Dataset items:
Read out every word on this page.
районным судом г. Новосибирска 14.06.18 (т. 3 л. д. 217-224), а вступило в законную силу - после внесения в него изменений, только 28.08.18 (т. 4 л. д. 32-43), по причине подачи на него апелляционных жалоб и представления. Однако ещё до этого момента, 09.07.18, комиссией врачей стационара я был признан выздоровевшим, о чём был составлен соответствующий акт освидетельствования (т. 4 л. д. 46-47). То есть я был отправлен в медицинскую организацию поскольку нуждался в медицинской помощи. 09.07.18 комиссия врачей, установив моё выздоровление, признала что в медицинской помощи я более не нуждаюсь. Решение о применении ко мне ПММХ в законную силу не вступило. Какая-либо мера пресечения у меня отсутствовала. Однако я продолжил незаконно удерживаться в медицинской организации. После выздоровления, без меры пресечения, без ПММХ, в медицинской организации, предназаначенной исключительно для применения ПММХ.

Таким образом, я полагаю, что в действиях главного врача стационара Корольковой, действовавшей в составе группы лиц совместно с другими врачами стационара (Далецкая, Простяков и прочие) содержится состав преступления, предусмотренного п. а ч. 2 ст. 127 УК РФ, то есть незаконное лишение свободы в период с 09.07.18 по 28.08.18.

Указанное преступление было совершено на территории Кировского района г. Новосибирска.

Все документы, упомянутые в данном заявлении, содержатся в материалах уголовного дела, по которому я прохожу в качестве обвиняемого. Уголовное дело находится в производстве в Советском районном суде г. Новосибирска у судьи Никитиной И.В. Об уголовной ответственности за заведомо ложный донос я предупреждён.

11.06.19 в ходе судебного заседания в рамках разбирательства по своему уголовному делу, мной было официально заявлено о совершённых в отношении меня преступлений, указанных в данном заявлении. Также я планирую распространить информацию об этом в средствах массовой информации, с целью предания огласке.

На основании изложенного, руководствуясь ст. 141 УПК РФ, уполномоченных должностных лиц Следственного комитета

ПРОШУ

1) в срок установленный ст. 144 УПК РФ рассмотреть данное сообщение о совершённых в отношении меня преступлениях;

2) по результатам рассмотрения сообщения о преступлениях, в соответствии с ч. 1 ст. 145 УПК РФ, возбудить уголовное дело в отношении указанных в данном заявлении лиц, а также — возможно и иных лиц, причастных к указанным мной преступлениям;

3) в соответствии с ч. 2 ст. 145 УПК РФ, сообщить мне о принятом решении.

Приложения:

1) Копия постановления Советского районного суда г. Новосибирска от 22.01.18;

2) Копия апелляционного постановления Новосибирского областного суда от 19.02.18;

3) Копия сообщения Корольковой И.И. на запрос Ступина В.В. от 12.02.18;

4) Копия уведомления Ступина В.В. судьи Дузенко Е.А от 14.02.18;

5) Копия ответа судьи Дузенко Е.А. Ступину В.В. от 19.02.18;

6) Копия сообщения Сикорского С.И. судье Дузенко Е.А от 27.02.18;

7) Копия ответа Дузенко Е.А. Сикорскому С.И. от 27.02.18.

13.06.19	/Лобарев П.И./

• Exercise requirements:
Copy down the whole of the data above, matching it exactly.

• Answer:
Read out every word on this page.
районным судом г. Новосибирска 14.06.18 (т. 3 л. д. 217-224), а вступило в законную силу - после внесения в него изменений, только 28.08.18 (т. 4 л. д. 32-43), по причине подачи на него апелляционных жалоб и представления. Однако ещё до этого момента, 09.07.18, комиссией врачей стационара я был признан выздоровевшим, о чём был составлен соответствующий акт освидетельствования (т. 4 л. д. 46-47). То есть я был отправлен в медицинскую организацию поскольку нуждался в медицинской помощи. 09.07.18 комиссия врачей, установив моё выздоровление, признала что в медицинской помощи я более не нуждаюсь. Решение о применении ко мне ПММХ в законную силу не вступило. Какая-либо мера пресечения у меня отсутствовала. Однако я продолжил незаконно удерживаться в медицинской организации. После выздоровления, без меры пресечения, без ПММХ, в медицинской организации, предназаначенной исключительно для применения ПММХ.

Таким образом, я полагаю, что в действиях главного врача стационара Корольковой, действовавшей в составе группы лиц совместно с другими врачами стационара (Далецкая, Простяков и прочие) содержится состав преступления, предусмотренного п. а ч. 2 ст. 127 УК РФ, то есть незаконное лишение свободы в период с 09.07.18 по 28.08.18.

Указанное преступление было совершено на территории Кировского района г. Новосибирска.

Все документы, упомянутые в данном заявлении, содержатся в материалах уголовного дела, по которому я прохожу в качестве обвиняемого. Уголовное дело находится в производстве в Советском районном суде г. Новосибирска у судьи Никитиной И.В. Об уголовной ответственности за заведомо ложный донос я предупреждён.

11.06.19 в ходе судебного заседания в рамках разбирательства по своему уголовному делу, мной было официально заявлено о совершённых в отношении меня преступлений, указанных в данном заявлении. Также я планирую распространить информацию об этом в средствах массовой информации, с целью предания огласке.

На основании изложенного, руководствуясь ст. 141 УПК РФ, уполномоченных должностных лиц Следственного комитета

ПРОШУ

1) в срок установленный ст. 144 УПК РФ рассмотреть данное сообщение о совершённых в отношении меня преступлениях;

2) по результатам рассмотрения сообщения о преступлениях, в соответствии с ч. 1 ст. 145 УПК РФ, возбудить уголовное дело в отношении указанных в данном заявлении лиц, а также — возможно и иных лиц, причастных к указанным мной преступлениям;

3) в соответствии с ч. 2 ст. 145 УПК РФ, сообщить мне о принятом решении.

Приложения:

1) Копия постановления Советского районного суда г. Новосибирска от 22.01.18;

2) Копия апелляционного постановления Новосибирского областного суда от 19.02.18;

3) Копия сообщения Корольковой И.И. на запрос Ступина В.В. от 12.02.18;

4) Копия уведомления Ступина В.В. судьи Дузенко Е.А от 14.02.18;

5) Копия ответа судьи Дузенко Е.А. Ступину В.В. от 19.02.18;

6) Копия сообщения Сикорского С.И. судье Дузенко Е.А от 27.02.18;

7) Копия ответа Дузенко Е.А. Сикорскому С.И. от 27.02.18.

13.06.19	/Лобарев П.И./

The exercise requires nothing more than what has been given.